Exercise material:
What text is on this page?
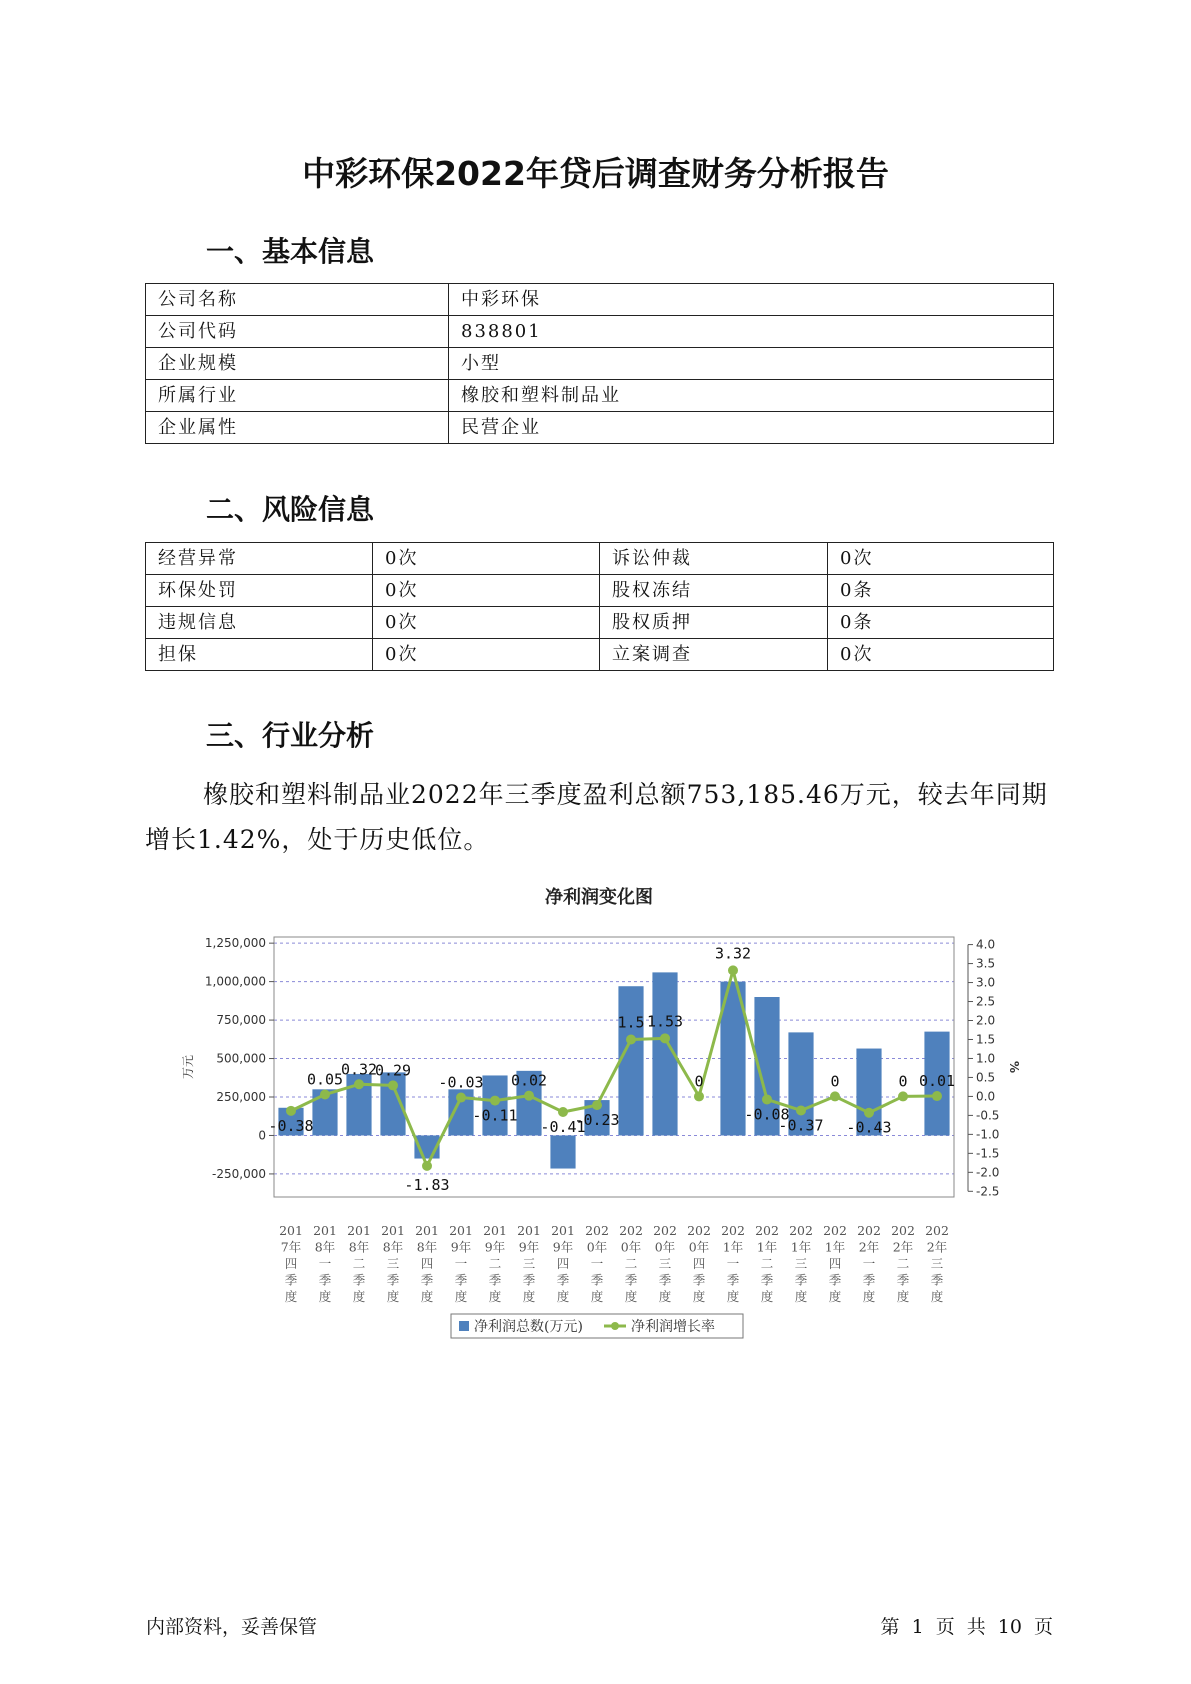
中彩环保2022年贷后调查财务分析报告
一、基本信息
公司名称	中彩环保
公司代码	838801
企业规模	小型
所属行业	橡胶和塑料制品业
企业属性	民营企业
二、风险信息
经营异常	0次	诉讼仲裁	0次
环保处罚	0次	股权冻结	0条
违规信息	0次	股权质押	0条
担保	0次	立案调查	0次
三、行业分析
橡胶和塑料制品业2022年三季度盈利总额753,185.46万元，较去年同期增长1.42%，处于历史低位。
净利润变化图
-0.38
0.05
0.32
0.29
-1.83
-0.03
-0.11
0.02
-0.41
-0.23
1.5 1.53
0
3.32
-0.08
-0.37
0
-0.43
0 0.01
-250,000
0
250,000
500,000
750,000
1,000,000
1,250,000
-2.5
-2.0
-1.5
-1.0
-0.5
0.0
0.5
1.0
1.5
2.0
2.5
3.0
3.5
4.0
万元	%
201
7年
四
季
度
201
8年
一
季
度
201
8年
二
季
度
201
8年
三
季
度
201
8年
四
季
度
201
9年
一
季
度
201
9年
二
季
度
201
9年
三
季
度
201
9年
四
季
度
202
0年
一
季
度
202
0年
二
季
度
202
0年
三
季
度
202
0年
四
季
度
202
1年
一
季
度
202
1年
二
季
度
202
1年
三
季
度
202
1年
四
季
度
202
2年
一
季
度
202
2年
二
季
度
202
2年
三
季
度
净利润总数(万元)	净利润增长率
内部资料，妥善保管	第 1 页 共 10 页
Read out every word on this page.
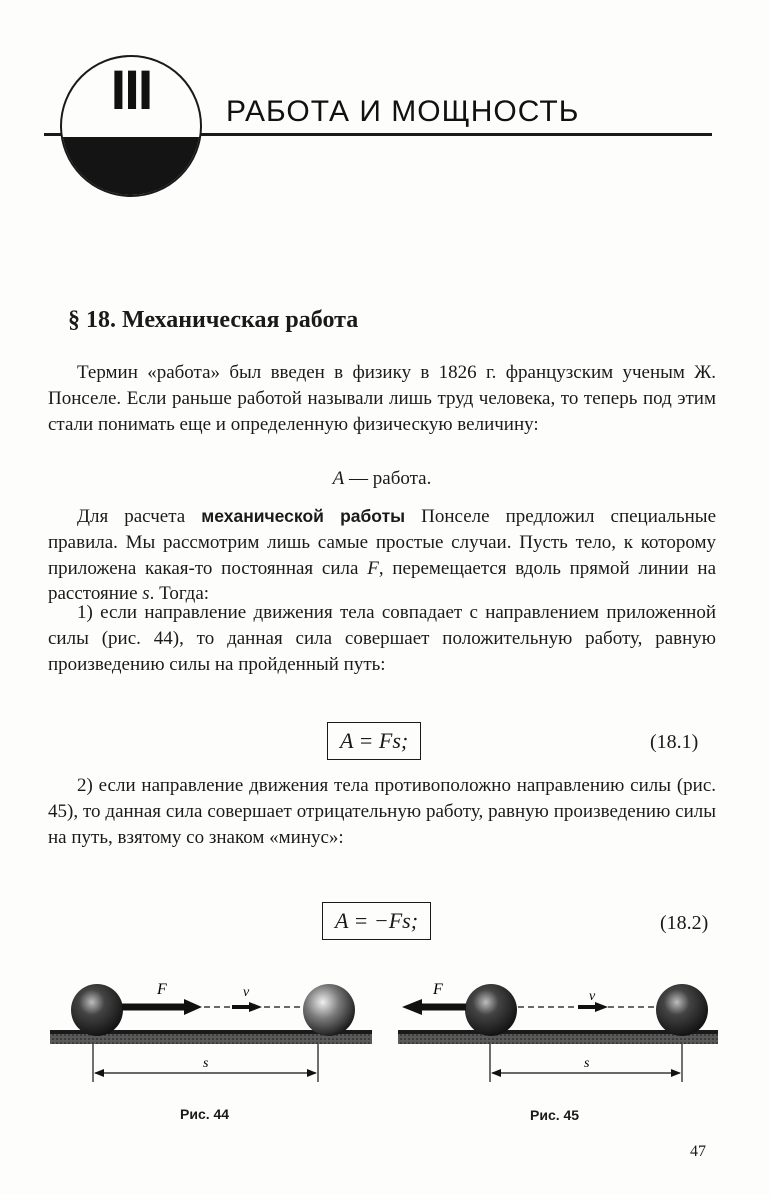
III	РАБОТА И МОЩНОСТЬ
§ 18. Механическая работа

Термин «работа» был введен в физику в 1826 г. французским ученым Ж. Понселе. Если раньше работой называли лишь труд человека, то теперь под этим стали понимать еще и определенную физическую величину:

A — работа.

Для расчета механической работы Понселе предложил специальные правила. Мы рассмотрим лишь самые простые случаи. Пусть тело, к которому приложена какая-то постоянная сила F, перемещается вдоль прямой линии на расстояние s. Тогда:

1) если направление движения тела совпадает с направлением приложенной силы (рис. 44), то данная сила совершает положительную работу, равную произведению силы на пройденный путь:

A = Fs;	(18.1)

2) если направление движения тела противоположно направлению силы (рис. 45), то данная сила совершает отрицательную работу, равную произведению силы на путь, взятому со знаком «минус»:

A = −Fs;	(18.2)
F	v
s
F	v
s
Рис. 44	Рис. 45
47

Given problem: Pull every line containing "силы" from the material above.

Answer below:
1) если направление движения тела совпадает с направлением приложенной силы (рис. 44), то данная сила совершает положительную работу, равную произведению силы на пройденный путь:
2) если направление движения тела противоположно направлению силы (рис. 45), то данная сила совершает отрицательную работу, равную произведению силы на путь, взятому со знаком «минус»:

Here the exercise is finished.